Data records
[Start]
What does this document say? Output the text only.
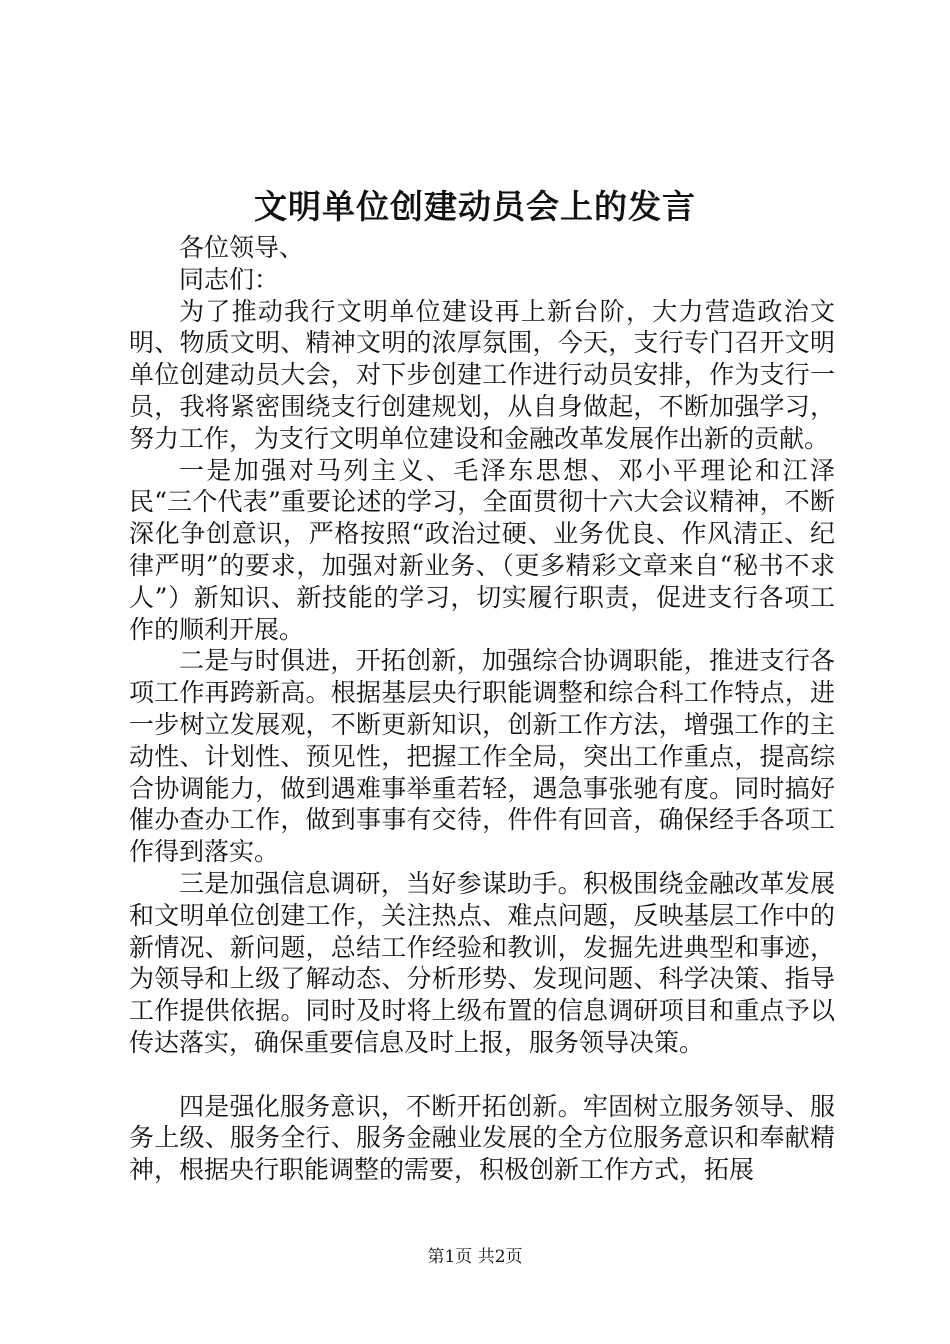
文明单位创建动员会上的发言

各位领导、

同志们：

为了推动我行文明单位建设再上新台阶，大力营造政治文明、物质文明、精神文明的浓厚氛围，今天，支行专门召开文明单位创建动员大会，对下步创建工作进行动员安排，作为支行一员，我将紧密围绕支行创建规划，从自身做起，不断加强学习，努力工作，为支行文明单位建设和金融改革发展作出新的贡献。

一是加强对马列主义、毛泽东思想、邓小平理论和江泽民“三个代表”重要论述的学习，全面贯彻十六大会议精神，不断深化争创意识，严格按照“政治过硬、业务优良、作风清正、纪律严明”的要求，加强对新业务、（更多精彩文章来自“秘书不求人”）新知识、新技能的学习，切实履行职责，促进支行各项工作的顺利开展。

二是与时俱进，开拓创新，加强综合协调职能，推进支行各项工作再跨新高。根据基层央行职能调整和综合科工作特点，进一步树立发展观，不断更新知识，创新工作方法，增强工作的主动性、计划性、预见性，把握工作全局，突出工作重点，提高综合协调能力，做到遇难事举重若轻，遇急事张驰有度。同时搞好催办查办工作，做到事事有交待，件件有回音，确保经手各项工作得到落实。

三是加强信息调研，当好参谋助手。积极围绕金融改革发展和文明单位创建工作，关注热点、难点问题，反映基层工作中的新情况、新问题，总结工作经验和教训，发掘先进典型和事迹，为领导和上级了解动态、分析形势、发现问题、科学决策、指导工作提供依据。同时及时将上级布置的信息调研项目和重点予以传达落实，确保重要信息及时上报，服务领导决策。

四是强化服务意识，不断开拓创新。牢固树立服务领导、服务上级、服务全行、服务金融业发展的全方位服务意识和奉献精神，根据央行职能调整的需要，积极创新工作方式，拓展

第1页 共2页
[End]
▶ **What to produce**
Quote the data above in full and without alteration; skip the pictures.

▶ **Answer for this exercise**
What does this document say? Output the text only.
文明单位创建动员会上的发言

各位领导、

同志们：

为了推动我行文明单位建设再上新台阶，大力营造政治文明、物质文明、精神文明的浓厚氛围，今天，支行专门召开文明单位创建动员大会，对下步创建工作进行动员安排，作为支行一员，我将紧密围绕支行创建规划，从自身做起，不断加强学习，努力工作，为支行文明单位建设和金融改革发展作出新的贡献。

一是加强对马列主义、毛泽东思想、邓小平理论和江泽民“三个代表”重要论述的学习，全面贯彻十六大会议精神，不断深化争创意识，严格按照“政治过硬、业务优良、作风清正、纪律严明”的要求，加强对新业务、（更多精彩文章来自“秘书不求人”）新知识、新技能的学习，切实履行职责，促进支行各项工作的顺利开展。

二是与时俱进，开拓创新，加强综合协调职能，推进支行各项工作再跨新高。根据基层央行职能调整和综合科工作特点，进一步树立发展观，不断更新知识，创新工作方法，增强工作的主动性、计划性、预见性，把握工作全局，突出工作重点，提高综合协调能力，做到遇难事举重若轻，遇急事张驰有度。同时搞好催办查办工作，做到事事有交待，件件有回音，确保经手各项工作得到落实。

三是加强信息调研，当好参谋助手。积极围绕金融改革发展和文明单位创建工作，关注热点、难点问题，反映基层工作中的新情况、新问题，总结工作经验和教训，发掘先进典型和事迹，为领导和上级了解动态、分析形势、发现问题、科学决策、指导工作提供依据。同时及时将上级布置的信息调研项目和重点予以传达落实，确保重要信息及时上报，服务领导决策。

四是强化服务意识，不断开拓创新。牢固树立服务领导、服务上级、服务全行、服务金融业发展的全方位服务意识和奉献精神，根据央行职能调整的需要，积极创新工作方式，拓展

第1页 共2页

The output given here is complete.